## SHORT EXERCISE
All of the entries must be reproduced exactly, with no images carried over.
+++++
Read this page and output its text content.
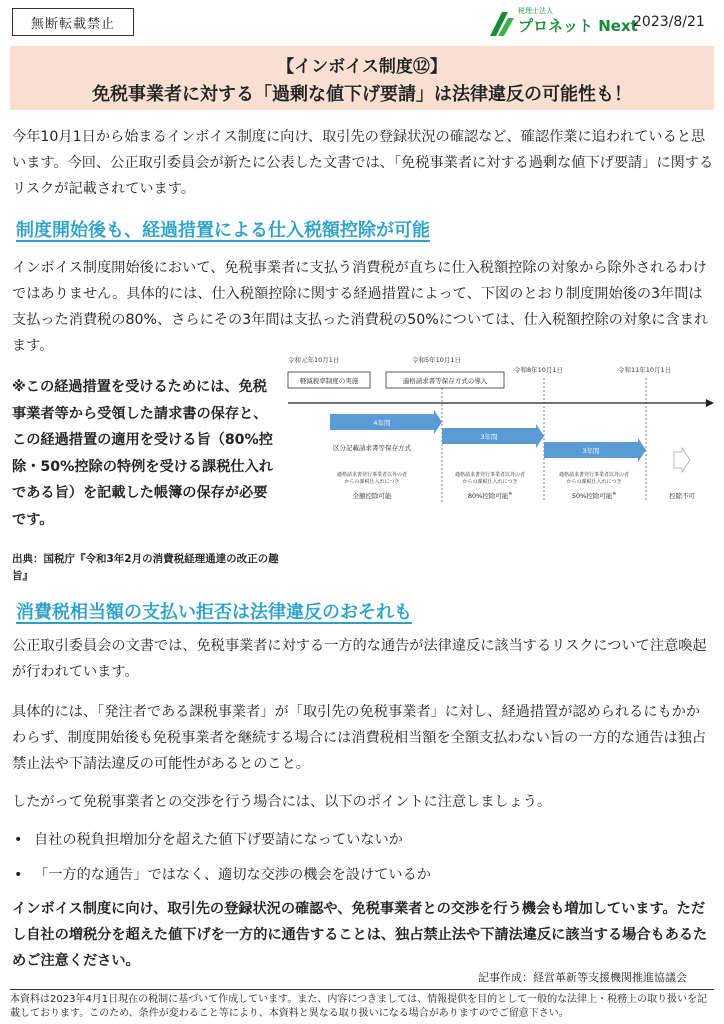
無断転載禁止
税理士法人
プロネット Next
2023/8/21
【インボイス制度⑫】
免税事業者に対する「過剰な値下げ要請」は法律違反の可能性も！
今年10月1日から始まるインボイス制度に向け、取引先の登録状況の確認など、確認作業に追われていると思います。今回、公正取引委員会が新たに公表した文書では、「免税事業者に対する過剰な値下げ要請」に関するリスクが記載されています。
制度開始後も、経過措置による仕入税額控除が可能
インボイス制度開始後において、免税事業者に支払う消費税が直ちに仕入税額控除の対象から除外されるわけではありません。具体的には、仕入税額控除に関する経過措置によって、下図のとおり制度開始後の3年間は支払った消費税の80%、さらにその3年間は支払った消費税の50%については、仕入税額控除の対象に含まれます。
※この経過措置を受けるためには、免税事業者等から受領した請求書の保存と、この経過措置の適用を受ける旨（80%控除・50%控除の特例を受ける課税仕入れである旨）を記載した帳簿の保存が必要です。
出典：国税庁『令和3年2月の消費税経理通達の改正の趣旨』
令和元年10月1日	令和5年10月1日
令和8年10月1日	令和11年10月1日
軽減税率制度の実施	適格請求書等保存方式の導入
4年間
3年間
3年間
区分記載請求書等保存方式
適格請求書発行事業者以外の者
からの課税仕入れにつき
適格請求書発行事業者以外の者
からの課税仕入れにつき
適格請求書発行事業者以外の者
からの課税仕入れにつき
全額控除可能	80%控除可能※	50%控除可能※	控除不可
消費税相当額の支払い拒否は法律違反のおそれも
公正取引委員会の文書では、免税事業者に対する一方的な通告が法律違反に該当するリスクについて注意喚起が行われています。
具体的には、「発注者である課税事業者」が「取引先の免税事業者」に対し、経過措置が認められるにもかかわらず、制度開始後も免税事業者を継続する場合には消費税相当額を全額支払わない旨の一方的な通告は独占禁止法や下請法違反の可能性があるとのこと。
したがって免税事業者との交渉を行う場合には、以下のポイントに注意しましょう。
• 自社の税負担増加分を超えた値下げ要請になっていないか
• 「一方的な通告」ではなく、適切な交渉の機会を設けているか
インボイス制度に向け、取引先の登録状況の確認や、免税事業者との交渉を行う機会も増加しています。ただし自社の増税分を超えた値下げを一方的に通告することは、独占禁止法や下請法違反に該当する場合もあるためご注意ください。
記事作成：経営革新等支援機関推進協議会
本資料は2023年4月1日現在の税制に基づいて作成しています。また、内容につきましては、情報提供を目的として一般的な法律上・税務上の取り扱いを記載しております。このため、条件が変わること等により、本資料と異なる取り扱いになる場合がありますのでご留意下さい。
+++++
## TASK ANSWER
Read this page and output its text content.
無断転載禁止
税理士法人
プロネット Next
2023/8/21
【インボイス制度⑫】
免税事業者に対する「過剰な値下げ要請」は法律違反の可能性も！
今年10月1日から始まるインボイス制度に向け、取引先の登録状況の確認など、確認作業に追われていると思います。今回、公正取引委員会が新たに公表した文書では、「免税事業者に対する過剰な値下げ要請」に関するリスクが記載されています。
制度開始後も、経過措置による仕入税額控除が可能
インボイス制度開始後において、免税事業者に支払う消費税が直ちに仕入税額控除の対象から除外されるわけではありません。具体的には、仕入税額控除に関する経過措置によって、下図のとおり制度開始後の3年間は支払った消費税の80%、さらにその3年間は支払った消費税の50%については、仕入税額控除の対象に含まれます。
※この経過措置を受けるためには、免税事業者等から受領した請求書の保存と、この経過措置の適用を受ける旨（80%控除・50%控除の特例を受ける課税仕入れである旨）を記載した帳簿の保存が必要です。
出典：国税庁『令和3年2月の消費税経理通達の改正の趣旨』
令和元年10月1日	令和5年10月1日
令和8年10月1日	令和11年10月1日
軽減税率制度の実施	適格請求書等保存方式の導入
4年間
3年間
3年間
区分記載請求書等保存方式
適格請求書発行事業者以外の者
からの課税仕入れにつき
適格請求書発行事業者以外の者
からの課税仕入れにつき
適格請求書発行事業者以外の者
からの課税仕入れにつき
全額控除可能	80%控除可能※	50%控除可能※	控除不可
消費税相当額の支払い拒否は法律違反のおそれも
公正取引委員会の文書では、免税事業者に対する一方的な通告が法律違反に該当するリスクについて注意喚起が行われています。
具体的には、「発注者である課税事業者」が「取引先の免税事業者」に対し、経過措置が認められるにもかかわらず、制度開始後も免税事業者を継続する場合には消費税相当額を全額支払わない旨の一方的な通告は独占禁止法や下請法違反の可能性があるとのこと。
したがって免税事業者との交渉を行う場合には、以下のポイントに注意しましょう。
• 自社の税負担増加分を超えた値下げ要請になっていないか
• 「一方的な通告」ではなく、適切な交渉の機会を設けているか
インボイス制度に向け、取引先の登録状況の確認や、免税事業者との交渉を行う機会も増加しています。ただし自社の増税分を超えた値下げを一方的に通告することは、独占禁止法や下請法違反に該当する場合もあるためご注意ください。
記事作成：経営革新等支援機関推進協議会
本資料は2023年4月1日現在の税制に基づいて作成しています。また、内容につきましては、情報提供を目的として一般的な法律上・税務上の取り扱いを記載しております。このため、条件が変わること等により、本資料と異なる取り扱いになる場合がありますのでご留意下さい。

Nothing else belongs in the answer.